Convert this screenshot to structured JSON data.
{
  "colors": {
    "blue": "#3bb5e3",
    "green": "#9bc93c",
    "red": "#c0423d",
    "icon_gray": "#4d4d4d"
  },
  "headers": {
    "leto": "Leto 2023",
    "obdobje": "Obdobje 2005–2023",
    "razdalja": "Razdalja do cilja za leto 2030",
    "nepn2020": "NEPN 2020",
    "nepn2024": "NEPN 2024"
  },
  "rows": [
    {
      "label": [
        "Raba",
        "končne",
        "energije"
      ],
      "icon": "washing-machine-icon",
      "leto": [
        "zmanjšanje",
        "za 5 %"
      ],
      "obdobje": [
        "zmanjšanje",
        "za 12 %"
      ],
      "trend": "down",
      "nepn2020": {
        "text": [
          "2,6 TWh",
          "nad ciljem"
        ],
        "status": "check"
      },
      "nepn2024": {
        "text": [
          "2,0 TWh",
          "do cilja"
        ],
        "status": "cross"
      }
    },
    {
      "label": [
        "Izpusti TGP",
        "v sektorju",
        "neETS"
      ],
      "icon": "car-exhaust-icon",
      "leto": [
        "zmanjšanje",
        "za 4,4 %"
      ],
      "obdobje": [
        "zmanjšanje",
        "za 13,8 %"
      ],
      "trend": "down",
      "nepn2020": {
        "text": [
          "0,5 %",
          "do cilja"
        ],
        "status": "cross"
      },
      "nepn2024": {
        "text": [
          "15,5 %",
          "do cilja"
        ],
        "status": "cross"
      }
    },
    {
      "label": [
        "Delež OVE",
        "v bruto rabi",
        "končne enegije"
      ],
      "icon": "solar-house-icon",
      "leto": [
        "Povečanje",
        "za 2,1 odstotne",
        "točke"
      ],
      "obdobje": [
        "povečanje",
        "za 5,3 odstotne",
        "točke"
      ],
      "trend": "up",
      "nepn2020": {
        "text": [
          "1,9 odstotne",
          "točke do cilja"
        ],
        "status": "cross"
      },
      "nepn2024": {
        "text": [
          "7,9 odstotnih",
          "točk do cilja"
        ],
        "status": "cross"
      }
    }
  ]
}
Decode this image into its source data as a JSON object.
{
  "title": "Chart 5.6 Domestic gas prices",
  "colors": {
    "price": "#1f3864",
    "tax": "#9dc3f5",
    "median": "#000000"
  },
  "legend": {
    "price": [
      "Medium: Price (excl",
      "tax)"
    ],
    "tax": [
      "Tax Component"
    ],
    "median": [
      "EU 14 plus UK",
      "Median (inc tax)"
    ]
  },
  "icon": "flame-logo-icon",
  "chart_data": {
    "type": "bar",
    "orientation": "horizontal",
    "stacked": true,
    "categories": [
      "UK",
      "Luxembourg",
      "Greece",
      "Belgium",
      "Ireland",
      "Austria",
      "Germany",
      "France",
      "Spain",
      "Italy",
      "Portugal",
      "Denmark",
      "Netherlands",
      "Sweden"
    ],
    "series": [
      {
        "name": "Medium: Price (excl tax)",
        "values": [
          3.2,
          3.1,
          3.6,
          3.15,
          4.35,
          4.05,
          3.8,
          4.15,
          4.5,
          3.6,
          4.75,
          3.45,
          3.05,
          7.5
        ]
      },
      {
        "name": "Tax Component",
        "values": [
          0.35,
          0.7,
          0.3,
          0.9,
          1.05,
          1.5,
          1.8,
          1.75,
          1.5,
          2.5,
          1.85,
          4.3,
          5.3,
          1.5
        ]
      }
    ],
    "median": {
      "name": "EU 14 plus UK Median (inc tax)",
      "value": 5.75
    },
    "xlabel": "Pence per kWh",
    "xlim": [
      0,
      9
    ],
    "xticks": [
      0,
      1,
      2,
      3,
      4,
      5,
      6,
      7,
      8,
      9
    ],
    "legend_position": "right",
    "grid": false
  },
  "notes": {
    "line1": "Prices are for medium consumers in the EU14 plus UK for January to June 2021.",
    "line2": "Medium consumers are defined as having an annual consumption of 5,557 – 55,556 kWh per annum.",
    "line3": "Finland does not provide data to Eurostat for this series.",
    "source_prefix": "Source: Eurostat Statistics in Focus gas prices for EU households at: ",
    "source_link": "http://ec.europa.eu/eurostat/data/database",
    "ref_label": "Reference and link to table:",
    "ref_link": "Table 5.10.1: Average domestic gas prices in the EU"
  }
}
************
**Exercise description**
Using the data above, repeat every line exactly.

**Task solution**
Convert this screenshot to structured JSON data.
{
  "colors": {
    "blue": "#3bb5e3",
    "green": "#9bc93c",
    "red": "#c0423d",
    "icon_gray": "#4d4d4d"
  },
  "headers": {
    "leto": "Leto 2023",
    "obdobje": "Obdobje 2005–2023",
    "razdalja": "Razdalja do cilja za leto 2030",
    "nepn2020": "NEPN 2020",
    "nepn2024": "NEPN 2024"
  },
  "rows": [
    {
      "label": [
        "Raba",
        "končne",
        "energije"
      ],
      "icon": "washing-machine-icon",
      "leto": [
        "zmanjšanje",
        "za 5 %"
      ],
      "obdobje": [
        "zmanjšanje",
        "za 12 %"
      ],
      "trend": "down",
      "nepn2020": {
        "text": [
          "2,6 TWh",
          "nad ciljem"
        ],
        "status": "check"
      },
      "nepn2024": {
        "text": [
          "2,0 TWh",
          "do cilja"
        ],
        "status": "cross"
      }
    },
    {
      "label": [
        "Izpusti TGP",
        "v sektorju",
        "neETS"
      ],
      "icon": "car-exhaust-icon",
      "leto": [
        "zmanjšanje",
        "za 4,4 %"
      ],
      "obdobje": [
        "zmanjšanje",
        "za 13,8 %"
      ],
      "trend": "down",
      "nepn2020": {
        "text": [
          "0,5 %",
          "do cilja"
        ],
        "status": "cross"
      },
      "nepn2024": {
        "text": [
          "15,5 %",
          "do cilja"
        ],
        "status": "cross"
      }
    },
    {
      "label": [
        "Delež OVE",
        "v bruto rabi",
        "končne enegije"
      ],
      "icon": "solar-house-icon",
      "leto": [
        "Povečanje",
        "za 2,1 odstotne",
        "točke"
      ],
      "obdobje": [
        "povečanje",
        "za 5,3 odstotne",
        "točke"
      ],
      "trend": "up",
      "nepn2020": {
        "text": [
          "1,9 odstotne",
          "točke do cilja"
        ],
        "status": "cross"
      },
      "nepn2024": {
        "text": [
          "7,9 odstotnih",
          "točk do cilja"
        ],
        "status": "cross"
      }
    }
  ]
}
Decode this image into its source data as a JSON object.
{
  "title": "Chart 5.6 Domestic gas prices",
  "colors": {
    "price": "#1f3864",
    "tax": "#9dc3f5",
    "median": "#000000"
  },
  "legend": {
    "price": [
      "Medium: Price (excl",
      "tax)"
    ],
    "tax": [
      "Tax Component"
    ],
    "median": [
      "EU 14 plus UK",
      "Median (inc tax)"
    ]
  },
  "icon": "flame-logo-icon",
  "chart_data": {
    "type": "bar",
    "orientation": "horizontal",
    "stacked": true,
    "categories": [
      "UK",
      "Luxembourg",
      "Greece",
      "Belgium",
      "Ireland",
      "Austria",
      "Germany",
      "France",
      "Spain",
      "Italy",
      "Portugal",
      "Denmark",
      "Netherlands",
      "Sweden"
    ],
    "series": [
      {
        "name": "Medium: Price (excl tax)",
        "values": [
          3.2,
          3.1,
          3.6,
          3.15,
          4.35,
          4.05,
          3.8,
          4.15,
          4.5,
          3.6,
          4.75,
          3.45,
          3.05,
          7.5
        ]
      },
      {
        "name": "Tax Component",
        "values": [
          0.35,
          0.7,
          0.3,
          0.9,
          1.05,
          1.5,
          1.8,
          1.75,
          1.5,
          2.5,
          1.85,
          4.3,
          5.3,
          1.5
        ]
      }
    ],
    "median": {
      "name": "EU 14 plus UK Median (inc tax)",
      "value": 5.75
    },
    "xlabel": "Pence per kWh",
    "xlim": [
      0,
      9
    ],
    "xticks": [
      0,
      1,
      2,
      3,
      4,
      5,
      6,
      7,
      8,
      9
    ],
    "legend_position": "right",
    "grid": false
  },
  "notes": {
    "line1": "Prices are for medium consumers in the EU14 plus UK for January to June 2021.",
    "line2": "Medium consumers are defined as having an annual consumption of 5,557 – 55,556 kWh per annum.",
    "line3": "Finland does not provide data to Eurostat for this series.",
    "source_prefix": "Source: Eurostat Statistics in Focus gas prices for EU households at: ",
    "source_link": "http://ec.europa.eu/eurostat/data/database",
    "ref_label": "Reference and link to table:",
    "ref_link": "Table 5.10.1: Average domestic gas prices in the EU"
  }
}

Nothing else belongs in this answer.